→ **Exercise brief**: Do any lines in the data below contain "ricavi"? If so, copy every one of them.

--- start Listed entries ---

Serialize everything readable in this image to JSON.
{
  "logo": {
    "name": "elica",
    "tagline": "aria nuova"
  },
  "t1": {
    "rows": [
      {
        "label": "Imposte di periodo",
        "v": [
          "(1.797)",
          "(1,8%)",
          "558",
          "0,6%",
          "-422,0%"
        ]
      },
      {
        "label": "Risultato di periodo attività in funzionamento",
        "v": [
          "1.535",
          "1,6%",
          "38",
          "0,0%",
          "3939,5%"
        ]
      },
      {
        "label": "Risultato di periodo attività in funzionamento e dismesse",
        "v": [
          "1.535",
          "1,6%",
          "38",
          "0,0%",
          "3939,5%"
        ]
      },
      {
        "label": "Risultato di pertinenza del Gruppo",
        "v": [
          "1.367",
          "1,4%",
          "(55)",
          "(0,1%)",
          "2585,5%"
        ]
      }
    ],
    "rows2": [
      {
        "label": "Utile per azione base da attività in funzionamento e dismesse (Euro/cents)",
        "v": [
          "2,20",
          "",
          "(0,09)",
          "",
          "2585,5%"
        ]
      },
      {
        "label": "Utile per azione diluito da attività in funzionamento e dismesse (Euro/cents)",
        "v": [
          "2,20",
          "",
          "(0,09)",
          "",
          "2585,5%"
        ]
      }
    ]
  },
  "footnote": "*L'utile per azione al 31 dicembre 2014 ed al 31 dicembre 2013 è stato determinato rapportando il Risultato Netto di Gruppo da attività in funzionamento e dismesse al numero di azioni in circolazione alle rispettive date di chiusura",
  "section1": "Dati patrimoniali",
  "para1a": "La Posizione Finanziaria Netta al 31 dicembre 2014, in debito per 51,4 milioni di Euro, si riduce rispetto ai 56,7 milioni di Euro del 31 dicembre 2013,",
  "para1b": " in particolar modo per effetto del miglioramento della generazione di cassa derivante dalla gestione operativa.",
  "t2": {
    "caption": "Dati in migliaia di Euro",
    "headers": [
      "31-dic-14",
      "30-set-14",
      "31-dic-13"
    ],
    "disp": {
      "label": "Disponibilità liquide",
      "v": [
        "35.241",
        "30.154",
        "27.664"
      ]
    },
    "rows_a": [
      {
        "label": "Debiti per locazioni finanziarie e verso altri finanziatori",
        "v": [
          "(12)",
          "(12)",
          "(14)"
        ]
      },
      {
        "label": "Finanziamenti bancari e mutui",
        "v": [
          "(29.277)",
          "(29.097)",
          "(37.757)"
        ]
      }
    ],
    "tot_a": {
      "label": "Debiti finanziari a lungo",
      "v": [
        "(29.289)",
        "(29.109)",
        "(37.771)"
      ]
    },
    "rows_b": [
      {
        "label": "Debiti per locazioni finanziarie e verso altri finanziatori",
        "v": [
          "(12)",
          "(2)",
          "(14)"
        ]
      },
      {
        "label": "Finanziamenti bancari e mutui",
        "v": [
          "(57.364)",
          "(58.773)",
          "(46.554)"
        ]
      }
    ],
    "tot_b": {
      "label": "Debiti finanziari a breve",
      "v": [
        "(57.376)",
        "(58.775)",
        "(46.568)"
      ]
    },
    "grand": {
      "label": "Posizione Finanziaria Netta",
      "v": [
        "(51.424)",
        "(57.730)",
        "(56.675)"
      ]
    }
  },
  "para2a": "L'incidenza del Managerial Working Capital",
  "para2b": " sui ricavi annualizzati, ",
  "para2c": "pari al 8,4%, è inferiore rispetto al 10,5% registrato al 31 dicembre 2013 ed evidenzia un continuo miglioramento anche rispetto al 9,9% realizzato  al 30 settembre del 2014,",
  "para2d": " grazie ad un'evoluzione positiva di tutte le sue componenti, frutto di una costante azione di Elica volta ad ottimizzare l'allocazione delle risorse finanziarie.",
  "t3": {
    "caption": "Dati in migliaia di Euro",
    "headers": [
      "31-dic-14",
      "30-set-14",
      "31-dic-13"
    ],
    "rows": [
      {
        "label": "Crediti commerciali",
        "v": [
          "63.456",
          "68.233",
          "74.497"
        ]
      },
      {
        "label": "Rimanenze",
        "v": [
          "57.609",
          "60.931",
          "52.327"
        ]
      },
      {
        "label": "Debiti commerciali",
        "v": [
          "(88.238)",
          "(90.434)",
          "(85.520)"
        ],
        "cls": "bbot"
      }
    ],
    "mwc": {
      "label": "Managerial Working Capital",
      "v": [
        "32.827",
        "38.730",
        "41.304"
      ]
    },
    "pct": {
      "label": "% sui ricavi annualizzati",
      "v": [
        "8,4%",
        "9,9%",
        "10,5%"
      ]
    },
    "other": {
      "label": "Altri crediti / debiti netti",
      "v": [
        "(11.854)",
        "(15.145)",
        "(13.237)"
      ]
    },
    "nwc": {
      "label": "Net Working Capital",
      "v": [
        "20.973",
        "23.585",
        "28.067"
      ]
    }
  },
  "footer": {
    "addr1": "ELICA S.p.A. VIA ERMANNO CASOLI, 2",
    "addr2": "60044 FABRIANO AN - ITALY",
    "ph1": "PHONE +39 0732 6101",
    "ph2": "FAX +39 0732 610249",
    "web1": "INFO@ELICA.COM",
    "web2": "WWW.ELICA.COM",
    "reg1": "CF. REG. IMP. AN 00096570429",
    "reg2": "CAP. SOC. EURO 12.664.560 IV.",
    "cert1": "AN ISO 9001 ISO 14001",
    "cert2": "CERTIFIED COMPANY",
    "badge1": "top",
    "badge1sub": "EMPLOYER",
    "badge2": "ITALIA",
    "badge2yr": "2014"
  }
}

--- end Listed entries ---

→ **Exercise response**:
  "para2b": " sui ricavi annualizzati, ",
      "label": "% sui ricavi annualizzati",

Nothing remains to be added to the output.